» **Task requirements**
A) In the petrology lecture notes, how much empty volume does perfect spherical close packing have?
B) Extend the petrology lecture notes beyond their last line, keeping the same headings-and-bullets format.

::: Passage shown

Igneous and Metamorphic Petrology - Week 7b Notes

Week 7b – Melting and Differentiation

Magma Differentiation

• Magma differentiation is influenced by several factors:
  • Melting of distinct sources.
  • Varying degrees of partial melting from one source.
  • Fractional crystallization.
  • Magma mixing.
  • Crustal assimilation or contamination.
  • Liquid immiscibility.

Harker Diagrams

• Harker diagrams plot the evolution of igneous rocks against $SiO_2$, which serves as a trace of differentiation.
• In Harker diagrams:
  • $SiO_2$ behaves as an incompatible element, increasing with differentiation.
  • Other element concentrations are controlled by fractionating phases.
  • Compatible elements decrease in the residual melt.
  • Incompatible elements increase in the residual melt.
• Kinks/inflections in Harker diagrams indicate changes in phase assemblage during basalt crystallization.
  • Early olivine (olv) and clinopyroxene (cpx) crystallization removes $MgO$ from the melt.
  • Plagioclase (plag) crystallization decreases $Al<em>2O</em>3$ and $CaO$.
  • $Na<em>2O$/$K</em>2O$ increases until alkali feldspars appear.

Element Compatibility

• Element compatibility determines how an element evolves during magma differentiation.
• It's defined by the distribution constant ($K_D$):
  • $K_D = \frac{\text{element in solid}}{\text{element in melt}}$
  • If K_D > 1, the element prefers the solid (compatible).
  • If K_D < 1, the element prefers the melt (incompatible).

Pseudo-Harker Diagrams

• Pseudo-Harker diagrams use $MgO$ and have a reverse scale.
• The slope of differentiation indicates what is crystallizing and the proportions.

Cumulates

• Cumulates are products of fractional crystallization in magma chambers.
  • $\Delta$ (density difference) controls whether crystals float or sink.
  • Stoke’s law controls the rate of settling.
• Mafic phases tend to sink, while feldspars can float in mafic magma.

Cumulate Textures

• Crystal settling leads to cumulate formation.
• Perfect spherical close packing has ~25% empty volume.
• A real cumulate pile resulting from crystal settling alone would have > 25% porosity.
• Orthocumulates:
  • Contain > 25% interstitial crystals/liquid.
  • Typically contain euhedral cumulus phases surrounded by anhedral postcumulus phases forming a poikilitic texture.
• Mesocumulates:
  • Contain < 25% and > 7% interstitial material.
• Adcumulates:
  • Contain < 7% interstitial material due to compaction, densification, Oswald ripening, and melt migration.

Cooling in Magma Chambers

• Cooling occurs from the outside inwards, promoting crystallization.

::::::
::: Excerpted data

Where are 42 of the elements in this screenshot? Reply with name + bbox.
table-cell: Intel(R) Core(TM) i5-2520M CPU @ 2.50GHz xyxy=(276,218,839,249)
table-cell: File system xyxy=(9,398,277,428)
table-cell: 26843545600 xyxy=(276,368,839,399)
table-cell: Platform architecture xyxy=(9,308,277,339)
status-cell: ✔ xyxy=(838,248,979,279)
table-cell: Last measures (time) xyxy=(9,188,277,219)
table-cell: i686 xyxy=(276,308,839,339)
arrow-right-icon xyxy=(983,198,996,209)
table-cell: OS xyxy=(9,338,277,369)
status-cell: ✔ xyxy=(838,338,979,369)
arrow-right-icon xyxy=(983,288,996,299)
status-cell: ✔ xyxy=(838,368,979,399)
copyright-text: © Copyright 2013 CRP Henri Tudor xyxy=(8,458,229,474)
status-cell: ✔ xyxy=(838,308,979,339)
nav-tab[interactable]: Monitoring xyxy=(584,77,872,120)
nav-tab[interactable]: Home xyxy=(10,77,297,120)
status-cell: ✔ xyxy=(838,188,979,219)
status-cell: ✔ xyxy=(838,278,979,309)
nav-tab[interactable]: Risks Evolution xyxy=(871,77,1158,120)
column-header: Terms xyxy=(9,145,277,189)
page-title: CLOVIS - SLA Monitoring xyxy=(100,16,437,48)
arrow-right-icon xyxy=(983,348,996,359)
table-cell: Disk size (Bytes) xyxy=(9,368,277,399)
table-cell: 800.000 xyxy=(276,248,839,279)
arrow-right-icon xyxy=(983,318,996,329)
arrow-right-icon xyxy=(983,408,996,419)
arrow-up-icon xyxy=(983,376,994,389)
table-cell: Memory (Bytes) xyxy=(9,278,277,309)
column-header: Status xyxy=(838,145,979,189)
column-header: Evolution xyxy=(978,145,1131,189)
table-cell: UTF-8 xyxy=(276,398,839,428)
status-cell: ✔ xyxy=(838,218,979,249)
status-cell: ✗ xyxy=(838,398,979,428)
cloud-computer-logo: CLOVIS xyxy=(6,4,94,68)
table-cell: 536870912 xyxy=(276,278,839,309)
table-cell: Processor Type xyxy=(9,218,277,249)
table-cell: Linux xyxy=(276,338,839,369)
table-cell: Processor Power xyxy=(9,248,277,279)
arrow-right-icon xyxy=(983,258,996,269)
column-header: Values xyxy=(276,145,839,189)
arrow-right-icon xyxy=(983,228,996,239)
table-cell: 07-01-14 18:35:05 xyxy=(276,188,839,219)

::::::

» **Per-task outputs**
A) About 25%.

B)
Layered Mafic Intrusions

• Layered mafic intrusions:
  • Are a special group of mafic intrusions.
  • Largest ones are typically Archean, possibly due to higher mantle temperatures.
  • Formed by cooling of one huge batch of magma.

Skaergaard Intrusion

• Located in Greenland and is ~56 Ma (tertiary).
• It experienced relatively few pulses of magma.
• Sections:
  • Marginal Border Group: Crystallized inward from walls.
  • Layered Series: > 2700m of gabbroic rocks crystallized bottom to top.
    • Lower Zone: Olivine-bearing.
    • Middle Zone: Two pyroxenes only (with inverted pigeonite).
    • Upper Zone: Fe-rich olivine.
  • Upper Border Group: Crystallized from top down, similar to layered series mineralogy.
  • Hidden Zone: No surface outcrops, early mafic cumulates similar to Marginal Border Zone.
  • Sandwich Horizon: Final layer of melt between UBZ & LZ.
    • Very evolved liquids heavily enriched in incompatible elements during crystallization.
    • Two immiscible liquids are produced (silicate and sulfide).
    • PGEs (Pt, Pd, Re etc) + Au scavenged into sulfide melt.
    • They crystallized to produce the Platinova Au-Pd reef.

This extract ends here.